Stored data entries
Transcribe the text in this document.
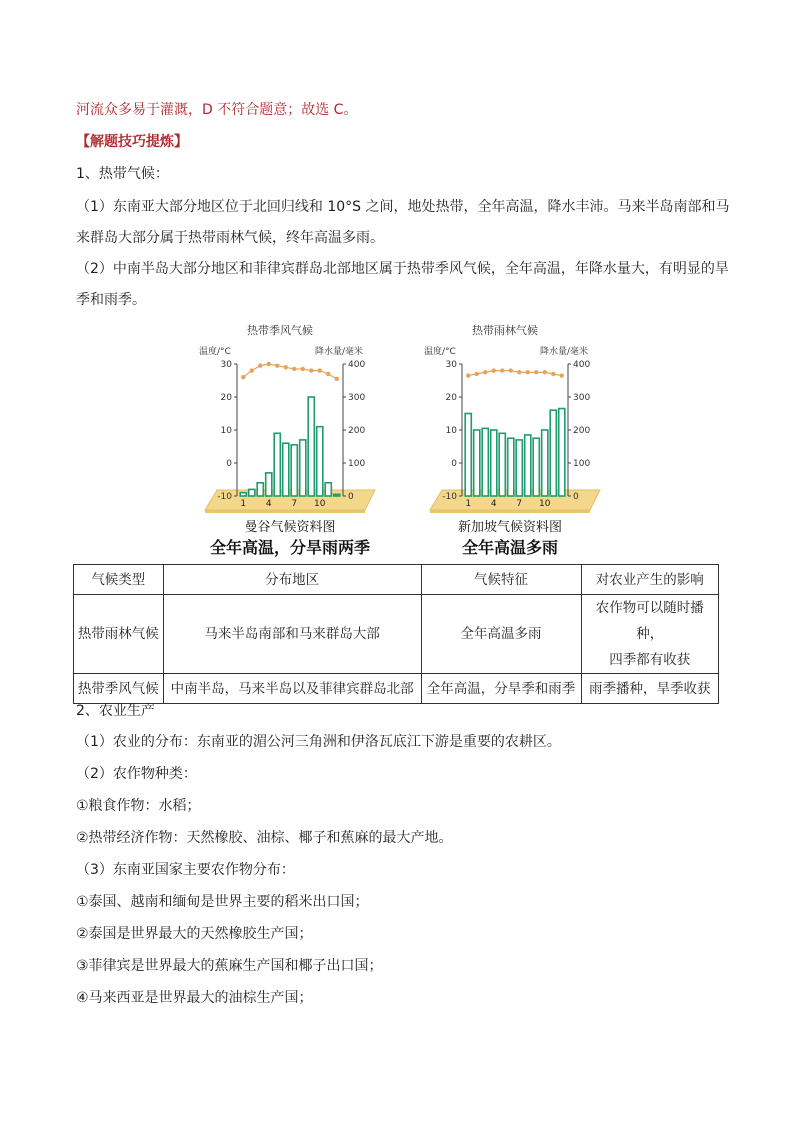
河流众多易于灌溉，D 不符合题意；故选 C。
【解题技巧提炼】
1、热带气候：
（1）东南亚大部分地区位于北回归线和 10°S 之间，地处热带，全年高温，降水丰沛。马来半岛南部和马
来群岛大部分属于热带雨林气候，终年高温多雨。
（2）中南半岛大部分地区和菲律宾群岛北部地区属于热带季风气候，全年高温，年降水量大，有明显的旱
季和雨季。
热带季风气候
温度/°C	降水量/毫米
30
20
10
0
-10
400
300
200
100
0
1 4 7 10
曼谷气候资料图
全年高温，分旱雨两季
热带雨林气候
温度/°C	降水量/毫米
30
20
10
0
-10
400
300
200
100
0
1 4 7 10
新加坡气候资料图
全年高温多雨
气候类型	分布地区	气候特征	对农业产生的影响
热带雨林气候	马来半岛南部和马来群岛大部	全年高温多雨	农作物可以随时播种，
四季都有收获

热带季风气候	中南半岛，马来半岛以及菲律宾群岛北部	全年高温，分旱季和雨季	雨季播种，旱季收获
2、农业生产
（1）农业的分布：东南亚的湄公河三角洲和伊洛瓦底江下游是重要的农耕区。
（2）农作物种类：
①粮食作物：水稻；
②热带经济作物：天然橡胶、油棕、椰子和蕉麻的最大产地。
（3）东南亚国家主要农作物分布：
①泰国、越南和缅甸是世界主要的稻米出口国；
②泰国是世界最大的天然橡胶生产国；
③菲律宾是世界最大的蕉麻生产国和椰子出口国；
④马来西亚是世界最大的油棕生产国；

> _Short task_
List all lines above in which the string "全年高温多雨" appears.

> _Reply_
全年高温多雨
热带雨林气候	马来半岛南部和马来群岛大部	全年高温多雨	农作物可以随时播种，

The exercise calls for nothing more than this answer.